[The task] State how many lines in the listing below include the word "suite", and add nothing besides the number.

_ _ _ _

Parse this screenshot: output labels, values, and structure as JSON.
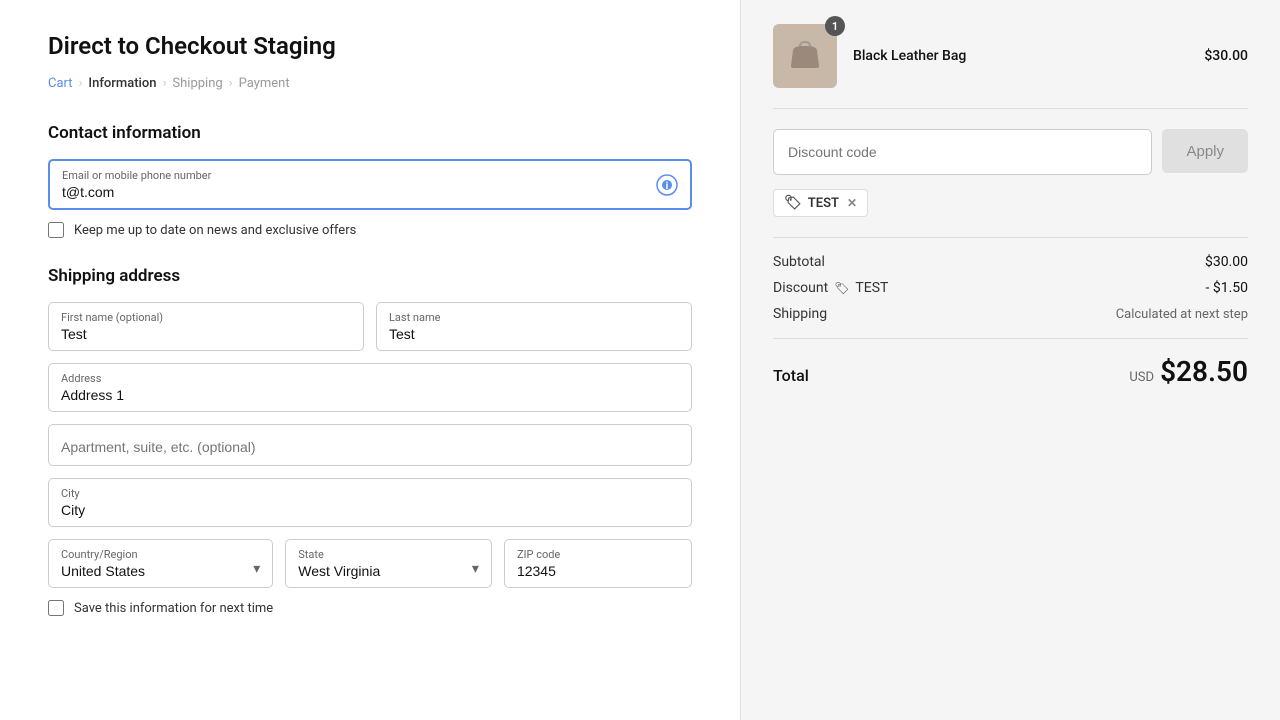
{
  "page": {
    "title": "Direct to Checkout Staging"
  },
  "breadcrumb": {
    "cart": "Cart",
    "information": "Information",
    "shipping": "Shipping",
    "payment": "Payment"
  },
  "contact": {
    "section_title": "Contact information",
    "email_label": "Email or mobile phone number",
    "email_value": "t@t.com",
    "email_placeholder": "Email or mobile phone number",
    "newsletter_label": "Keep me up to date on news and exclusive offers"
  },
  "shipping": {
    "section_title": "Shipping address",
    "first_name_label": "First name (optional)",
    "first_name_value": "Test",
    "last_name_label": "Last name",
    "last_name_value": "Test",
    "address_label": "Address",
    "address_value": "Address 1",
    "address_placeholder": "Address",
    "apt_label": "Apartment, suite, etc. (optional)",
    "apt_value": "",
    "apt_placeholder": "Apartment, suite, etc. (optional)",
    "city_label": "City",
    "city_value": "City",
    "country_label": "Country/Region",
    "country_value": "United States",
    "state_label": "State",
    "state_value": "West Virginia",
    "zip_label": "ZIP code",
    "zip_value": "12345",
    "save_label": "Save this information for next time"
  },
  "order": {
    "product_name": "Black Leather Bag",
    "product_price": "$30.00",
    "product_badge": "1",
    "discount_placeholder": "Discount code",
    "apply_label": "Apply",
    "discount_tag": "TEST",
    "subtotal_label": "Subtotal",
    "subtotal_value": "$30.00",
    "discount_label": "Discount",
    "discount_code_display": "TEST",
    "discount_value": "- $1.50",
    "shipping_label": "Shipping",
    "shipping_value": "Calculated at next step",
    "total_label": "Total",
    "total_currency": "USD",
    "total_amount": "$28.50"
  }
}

_ _ _ _

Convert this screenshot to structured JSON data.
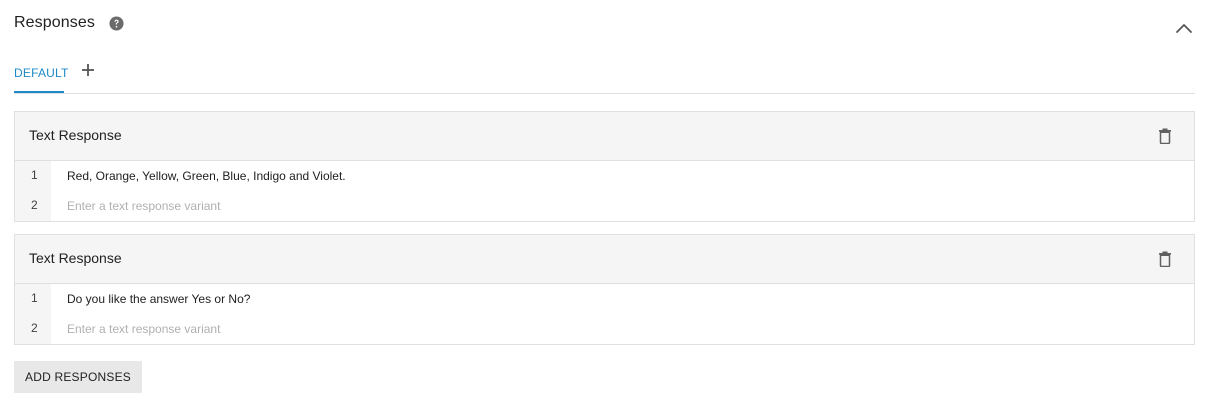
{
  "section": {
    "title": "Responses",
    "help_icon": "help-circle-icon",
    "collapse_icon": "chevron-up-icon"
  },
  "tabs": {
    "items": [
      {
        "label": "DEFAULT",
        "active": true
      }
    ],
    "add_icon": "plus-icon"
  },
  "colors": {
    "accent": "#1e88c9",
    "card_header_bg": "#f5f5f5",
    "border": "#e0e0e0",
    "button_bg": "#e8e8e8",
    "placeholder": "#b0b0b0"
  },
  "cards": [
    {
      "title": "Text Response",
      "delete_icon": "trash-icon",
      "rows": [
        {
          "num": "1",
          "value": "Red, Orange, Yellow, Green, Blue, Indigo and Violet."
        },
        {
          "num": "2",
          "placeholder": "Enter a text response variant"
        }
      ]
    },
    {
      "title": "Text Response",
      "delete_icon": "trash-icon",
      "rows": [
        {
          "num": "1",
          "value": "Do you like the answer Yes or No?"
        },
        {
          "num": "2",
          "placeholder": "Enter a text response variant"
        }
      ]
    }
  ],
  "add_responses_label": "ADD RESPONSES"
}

_ _ _ _

[Answer for the task] 2